SHORT TASK: Report, word for word, every line of the material that contains "image".
-- Begin --
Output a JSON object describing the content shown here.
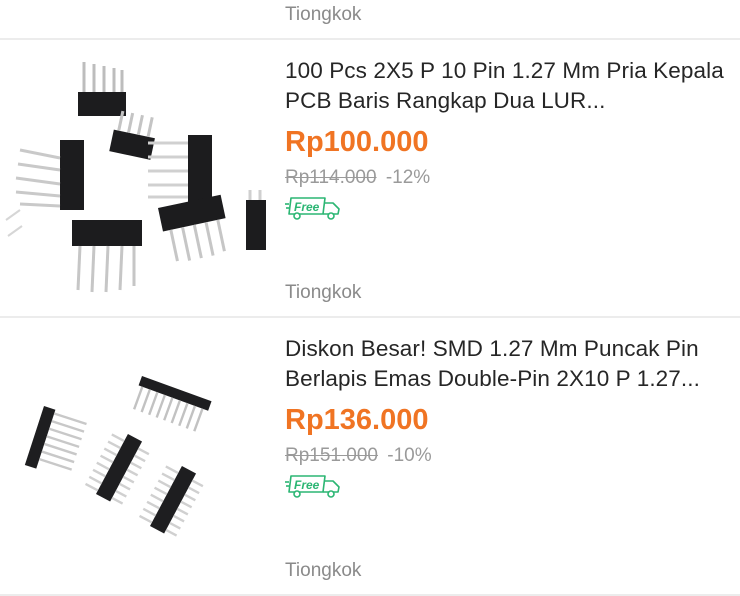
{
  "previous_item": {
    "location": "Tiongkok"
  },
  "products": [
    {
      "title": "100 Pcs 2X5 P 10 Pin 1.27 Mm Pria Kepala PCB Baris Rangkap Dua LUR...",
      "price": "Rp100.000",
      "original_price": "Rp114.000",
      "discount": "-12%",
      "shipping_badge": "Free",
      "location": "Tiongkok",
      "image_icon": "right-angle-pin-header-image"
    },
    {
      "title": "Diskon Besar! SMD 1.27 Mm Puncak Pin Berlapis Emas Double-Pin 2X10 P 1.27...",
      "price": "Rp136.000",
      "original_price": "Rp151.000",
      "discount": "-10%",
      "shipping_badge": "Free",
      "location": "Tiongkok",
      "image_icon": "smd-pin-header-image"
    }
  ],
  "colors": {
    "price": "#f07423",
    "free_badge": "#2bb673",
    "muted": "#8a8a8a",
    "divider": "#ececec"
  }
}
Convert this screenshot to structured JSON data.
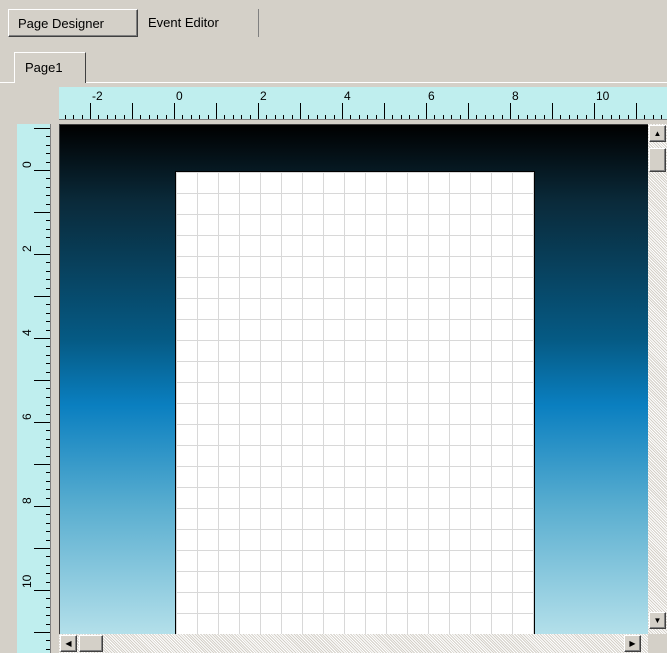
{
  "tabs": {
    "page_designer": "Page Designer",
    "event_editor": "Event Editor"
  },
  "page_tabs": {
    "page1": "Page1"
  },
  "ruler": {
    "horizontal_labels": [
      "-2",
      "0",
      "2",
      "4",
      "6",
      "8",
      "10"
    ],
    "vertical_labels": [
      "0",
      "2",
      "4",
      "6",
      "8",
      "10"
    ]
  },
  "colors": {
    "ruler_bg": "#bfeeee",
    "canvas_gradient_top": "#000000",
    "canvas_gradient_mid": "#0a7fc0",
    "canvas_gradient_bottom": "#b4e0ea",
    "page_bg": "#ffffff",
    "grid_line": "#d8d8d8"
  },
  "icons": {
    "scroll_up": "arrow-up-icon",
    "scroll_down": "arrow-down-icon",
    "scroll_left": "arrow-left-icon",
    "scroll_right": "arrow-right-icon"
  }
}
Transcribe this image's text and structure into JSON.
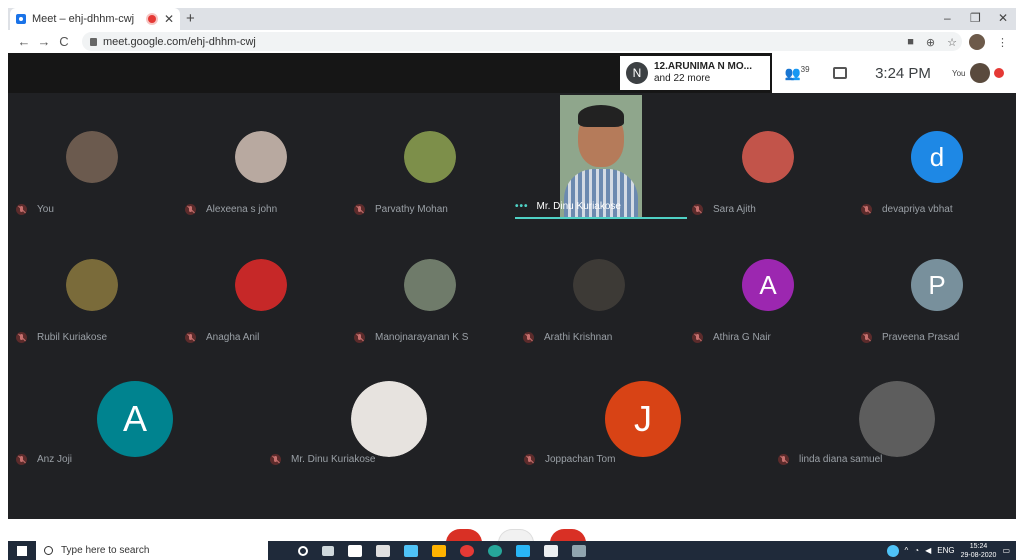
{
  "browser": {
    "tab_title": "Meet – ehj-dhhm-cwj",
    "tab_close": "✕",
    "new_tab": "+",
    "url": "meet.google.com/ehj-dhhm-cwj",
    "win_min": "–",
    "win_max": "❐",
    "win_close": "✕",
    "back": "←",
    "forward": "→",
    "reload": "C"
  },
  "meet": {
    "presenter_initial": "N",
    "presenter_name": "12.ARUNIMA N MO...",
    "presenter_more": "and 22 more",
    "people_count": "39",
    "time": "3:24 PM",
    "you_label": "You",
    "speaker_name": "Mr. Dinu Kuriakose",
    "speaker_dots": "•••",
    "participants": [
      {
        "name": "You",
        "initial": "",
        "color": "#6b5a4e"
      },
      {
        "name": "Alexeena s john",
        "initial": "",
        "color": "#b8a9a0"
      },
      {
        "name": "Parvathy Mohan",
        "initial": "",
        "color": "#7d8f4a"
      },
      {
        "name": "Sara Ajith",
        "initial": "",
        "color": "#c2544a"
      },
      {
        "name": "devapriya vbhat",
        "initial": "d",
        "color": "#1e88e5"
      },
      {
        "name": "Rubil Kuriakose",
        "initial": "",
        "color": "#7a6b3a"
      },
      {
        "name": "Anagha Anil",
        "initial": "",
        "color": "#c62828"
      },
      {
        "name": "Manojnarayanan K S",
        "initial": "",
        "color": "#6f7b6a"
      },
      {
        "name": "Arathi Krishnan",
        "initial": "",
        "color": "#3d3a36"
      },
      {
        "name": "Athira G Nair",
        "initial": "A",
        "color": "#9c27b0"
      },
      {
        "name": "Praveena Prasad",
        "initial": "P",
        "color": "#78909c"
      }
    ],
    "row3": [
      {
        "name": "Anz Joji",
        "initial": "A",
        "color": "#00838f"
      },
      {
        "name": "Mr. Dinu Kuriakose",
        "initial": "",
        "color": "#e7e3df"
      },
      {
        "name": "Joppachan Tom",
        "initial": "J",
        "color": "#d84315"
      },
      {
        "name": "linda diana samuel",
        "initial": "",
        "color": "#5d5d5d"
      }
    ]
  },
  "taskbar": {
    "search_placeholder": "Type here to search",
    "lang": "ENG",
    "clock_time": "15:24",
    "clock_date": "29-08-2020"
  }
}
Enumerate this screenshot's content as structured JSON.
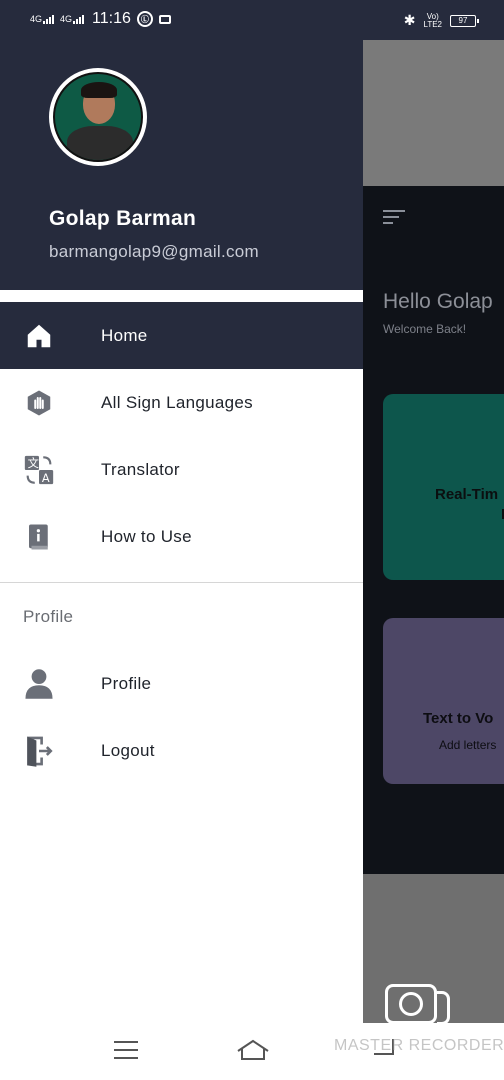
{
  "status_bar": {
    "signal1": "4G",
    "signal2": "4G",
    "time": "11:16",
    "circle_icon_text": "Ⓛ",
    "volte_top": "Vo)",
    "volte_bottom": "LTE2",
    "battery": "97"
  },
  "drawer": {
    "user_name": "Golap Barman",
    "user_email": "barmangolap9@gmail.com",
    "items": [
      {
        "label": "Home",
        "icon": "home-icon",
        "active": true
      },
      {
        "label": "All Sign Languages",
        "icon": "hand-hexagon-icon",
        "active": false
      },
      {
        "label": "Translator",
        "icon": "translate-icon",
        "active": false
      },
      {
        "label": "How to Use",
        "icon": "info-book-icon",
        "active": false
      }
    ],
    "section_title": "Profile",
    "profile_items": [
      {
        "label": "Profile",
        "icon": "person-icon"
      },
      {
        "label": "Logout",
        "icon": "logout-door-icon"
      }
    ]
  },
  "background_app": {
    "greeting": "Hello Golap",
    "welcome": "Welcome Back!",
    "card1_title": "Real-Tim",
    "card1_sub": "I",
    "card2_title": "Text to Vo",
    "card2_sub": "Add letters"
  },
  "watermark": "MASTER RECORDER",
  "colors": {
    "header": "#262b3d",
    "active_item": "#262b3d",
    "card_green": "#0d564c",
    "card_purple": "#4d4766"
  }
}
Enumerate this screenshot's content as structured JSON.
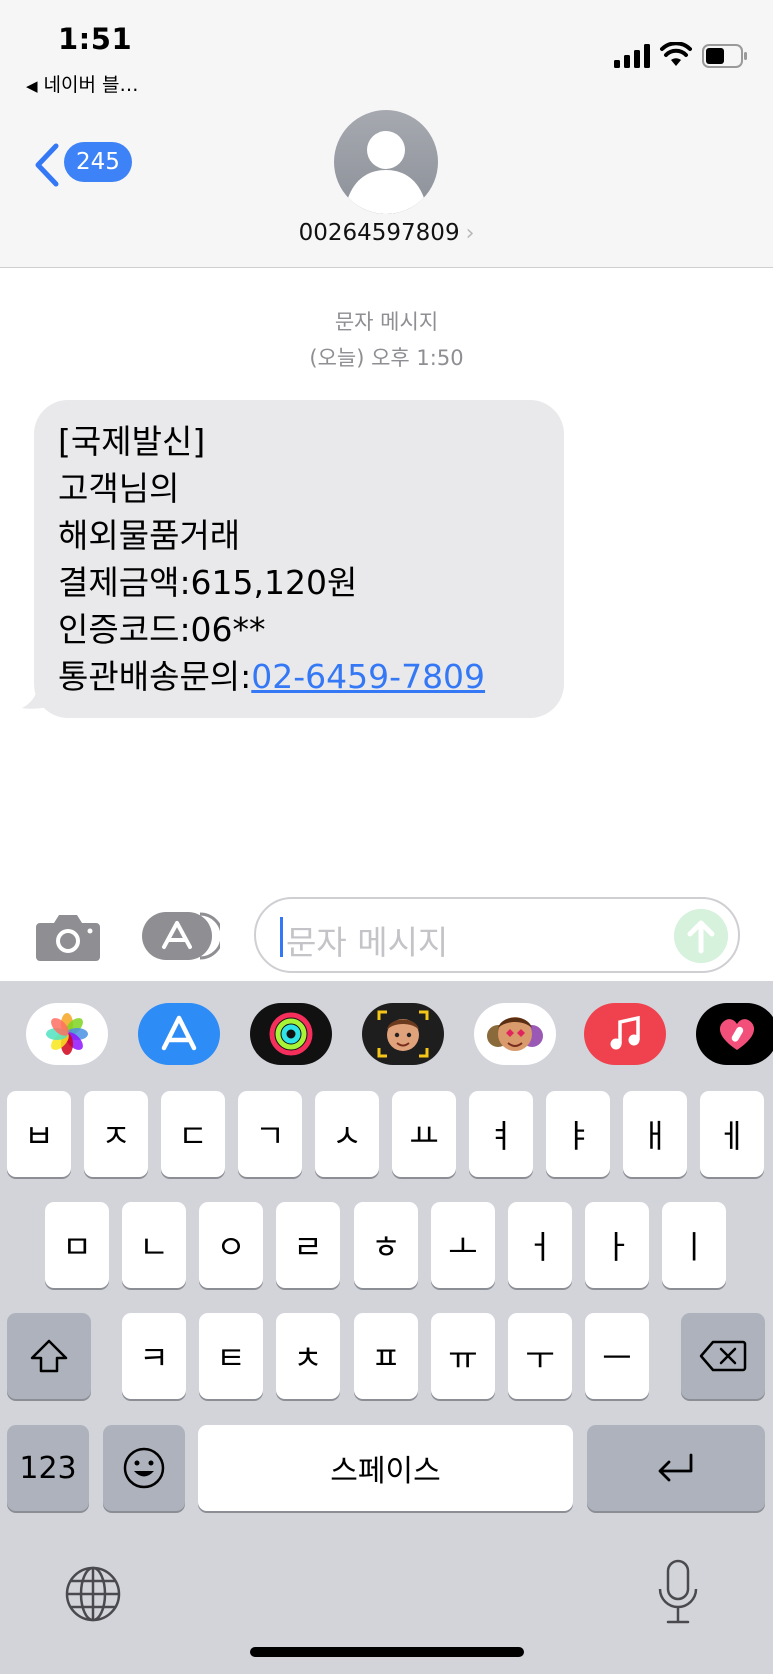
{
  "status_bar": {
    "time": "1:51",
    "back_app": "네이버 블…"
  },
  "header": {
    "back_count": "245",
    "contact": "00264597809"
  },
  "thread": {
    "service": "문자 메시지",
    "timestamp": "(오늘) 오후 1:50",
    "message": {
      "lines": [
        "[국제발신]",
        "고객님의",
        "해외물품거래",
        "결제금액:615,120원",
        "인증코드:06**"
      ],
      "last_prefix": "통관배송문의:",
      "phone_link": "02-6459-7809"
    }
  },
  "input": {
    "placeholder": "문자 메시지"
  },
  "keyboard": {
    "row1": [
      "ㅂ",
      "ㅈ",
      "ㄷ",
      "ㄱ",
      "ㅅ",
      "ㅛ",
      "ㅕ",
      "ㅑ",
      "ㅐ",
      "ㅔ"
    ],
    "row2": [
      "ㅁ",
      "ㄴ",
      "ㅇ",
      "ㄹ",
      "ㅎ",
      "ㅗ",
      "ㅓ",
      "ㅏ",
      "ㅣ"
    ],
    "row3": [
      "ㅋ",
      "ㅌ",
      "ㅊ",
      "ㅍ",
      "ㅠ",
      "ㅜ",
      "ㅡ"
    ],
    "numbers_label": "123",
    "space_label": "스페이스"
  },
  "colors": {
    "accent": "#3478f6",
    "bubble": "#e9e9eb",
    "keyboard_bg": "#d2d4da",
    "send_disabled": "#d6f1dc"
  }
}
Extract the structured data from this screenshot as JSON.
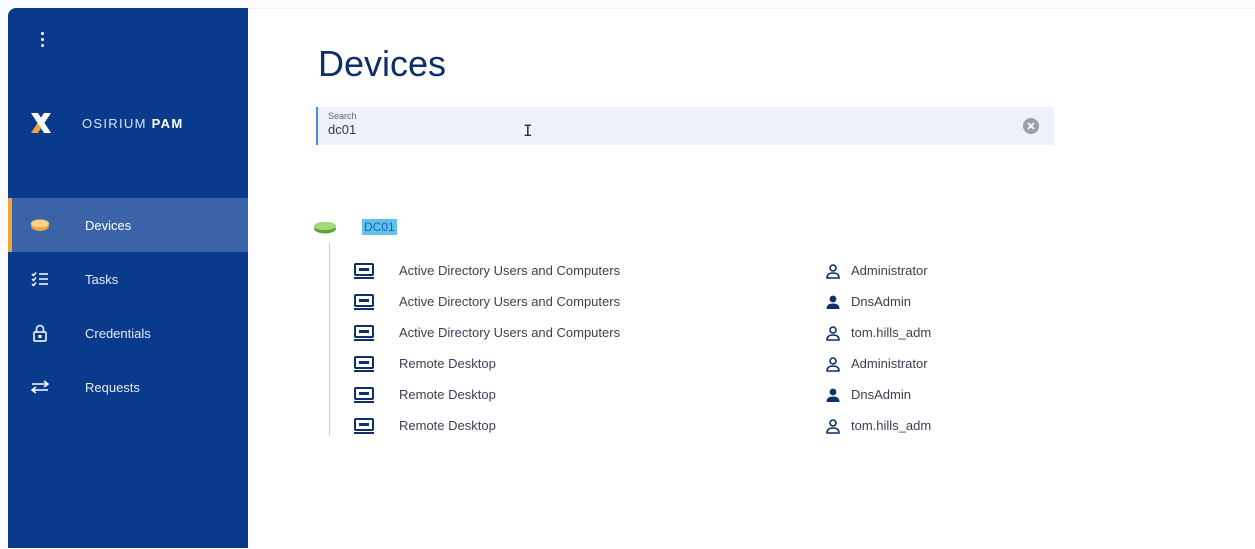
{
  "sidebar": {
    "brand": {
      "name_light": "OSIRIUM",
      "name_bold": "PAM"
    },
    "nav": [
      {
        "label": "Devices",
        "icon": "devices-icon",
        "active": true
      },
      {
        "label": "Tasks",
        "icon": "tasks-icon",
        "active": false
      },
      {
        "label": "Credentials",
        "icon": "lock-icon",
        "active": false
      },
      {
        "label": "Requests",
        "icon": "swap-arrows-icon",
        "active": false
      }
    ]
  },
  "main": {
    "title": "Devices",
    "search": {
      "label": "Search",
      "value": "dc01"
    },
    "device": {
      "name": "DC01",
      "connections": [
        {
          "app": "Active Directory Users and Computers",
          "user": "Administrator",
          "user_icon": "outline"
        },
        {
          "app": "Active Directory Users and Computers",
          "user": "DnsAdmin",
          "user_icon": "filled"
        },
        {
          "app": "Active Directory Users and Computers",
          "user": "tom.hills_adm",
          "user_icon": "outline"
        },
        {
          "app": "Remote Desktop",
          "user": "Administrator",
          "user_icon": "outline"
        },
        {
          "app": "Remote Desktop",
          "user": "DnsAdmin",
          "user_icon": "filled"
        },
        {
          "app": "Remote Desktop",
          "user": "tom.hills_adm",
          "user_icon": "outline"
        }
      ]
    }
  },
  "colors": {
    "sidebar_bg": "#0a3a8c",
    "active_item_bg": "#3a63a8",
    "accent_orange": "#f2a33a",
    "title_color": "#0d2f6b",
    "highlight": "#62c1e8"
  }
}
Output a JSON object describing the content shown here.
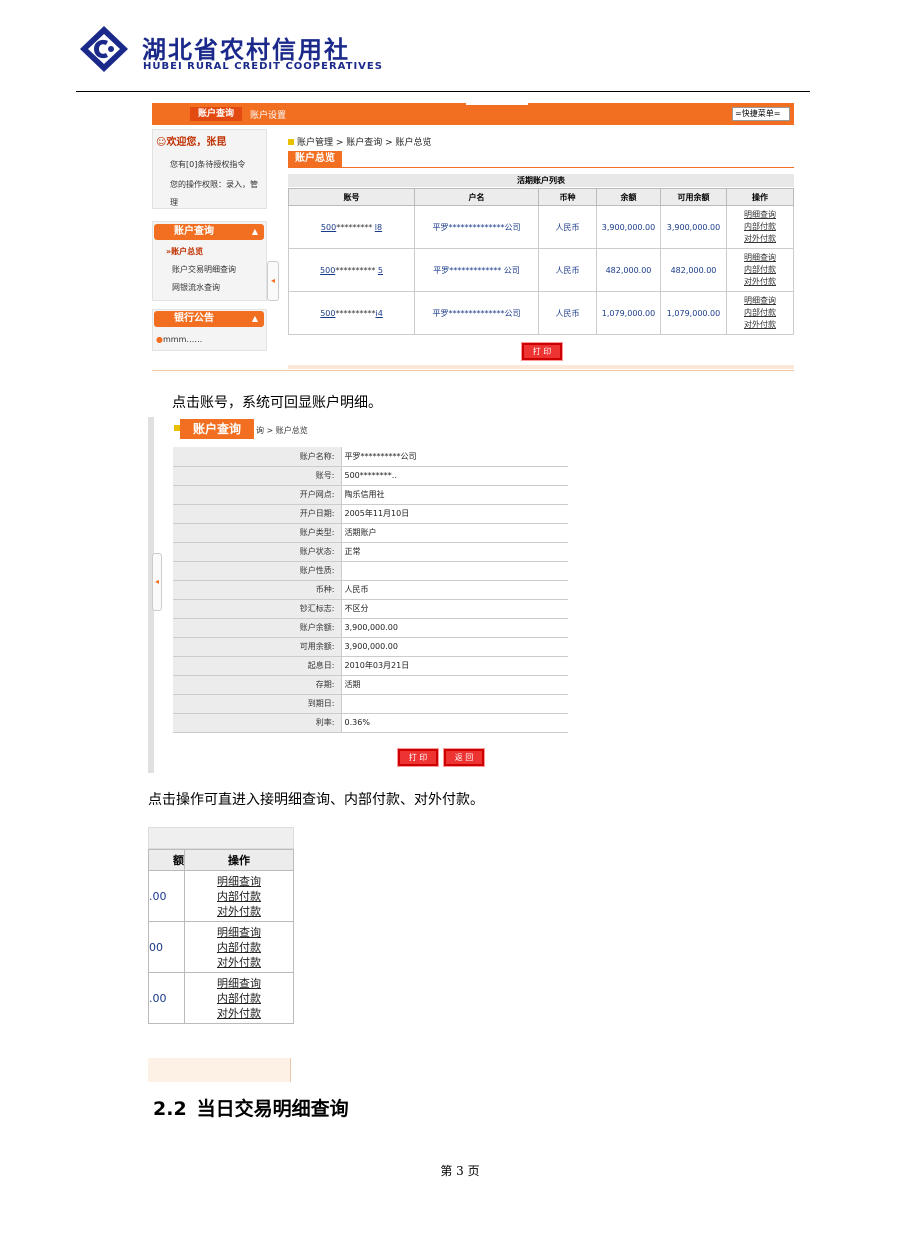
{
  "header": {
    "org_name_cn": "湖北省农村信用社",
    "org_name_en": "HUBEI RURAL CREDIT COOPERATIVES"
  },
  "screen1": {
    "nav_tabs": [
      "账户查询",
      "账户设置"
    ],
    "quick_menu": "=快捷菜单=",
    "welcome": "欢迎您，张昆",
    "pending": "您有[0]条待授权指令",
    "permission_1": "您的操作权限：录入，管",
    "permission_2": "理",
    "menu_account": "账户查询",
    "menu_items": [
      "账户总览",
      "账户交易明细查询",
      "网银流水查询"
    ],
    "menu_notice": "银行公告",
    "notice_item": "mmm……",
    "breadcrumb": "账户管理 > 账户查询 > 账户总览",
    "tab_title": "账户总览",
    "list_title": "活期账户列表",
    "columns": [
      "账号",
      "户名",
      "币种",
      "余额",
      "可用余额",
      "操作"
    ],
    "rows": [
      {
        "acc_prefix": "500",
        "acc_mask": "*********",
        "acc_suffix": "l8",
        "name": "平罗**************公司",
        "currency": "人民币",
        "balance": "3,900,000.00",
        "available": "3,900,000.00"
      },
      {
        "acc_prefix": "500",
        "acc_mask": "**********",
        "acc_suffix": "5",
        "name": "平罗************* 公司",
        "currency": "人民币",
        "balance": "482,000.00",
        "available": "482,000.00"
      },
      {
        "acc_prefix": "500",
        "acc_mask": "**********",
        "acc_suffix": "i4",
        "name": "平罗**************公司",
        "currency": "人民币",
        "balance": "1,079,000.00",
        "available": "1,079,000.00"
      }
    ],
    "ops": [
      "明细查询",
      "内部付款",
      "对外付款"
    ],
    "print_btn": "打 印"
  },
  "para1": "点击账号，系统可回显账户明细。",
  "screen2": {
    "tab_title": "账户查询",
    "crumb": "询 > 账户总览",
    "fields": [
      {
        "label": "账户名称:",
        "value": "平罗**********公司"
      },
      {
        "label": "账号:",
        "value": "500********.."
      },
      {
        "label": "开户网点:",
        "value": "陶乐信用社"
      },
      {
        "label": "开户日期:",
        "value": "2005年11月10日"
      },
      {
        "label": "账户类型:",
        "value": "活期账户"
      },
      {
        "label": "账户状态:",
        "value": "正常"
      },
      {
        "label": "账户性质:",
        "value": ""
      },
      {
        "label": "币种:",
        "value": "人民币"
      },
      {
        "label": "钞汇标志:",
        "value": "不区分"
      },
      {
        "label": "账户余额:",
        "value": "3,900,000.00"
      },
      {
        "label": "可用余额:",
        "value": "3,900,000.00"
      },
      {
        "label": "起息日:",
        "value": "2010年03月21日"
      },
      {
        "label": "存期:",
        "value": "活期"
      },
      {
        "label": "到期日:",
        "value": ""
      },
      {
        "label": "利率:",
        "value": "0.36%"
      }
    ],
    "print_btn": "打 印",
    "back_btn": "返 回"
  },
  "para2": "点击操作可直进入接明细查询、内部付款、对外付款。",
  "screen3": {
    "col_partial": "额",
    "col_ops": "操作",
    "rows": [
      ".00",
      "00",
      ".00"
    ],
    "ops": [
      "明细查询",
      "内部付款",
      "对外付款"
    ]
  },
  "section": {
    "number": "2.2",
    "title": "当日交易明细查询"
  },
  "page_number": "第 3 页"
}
-- End --
EXERCISE OUTPUT:
      "image_icon": "right-angle-pin-header-image"
      "image_icon": "smd-pin-header-image"
Transcribe this image's text and structure into JSON.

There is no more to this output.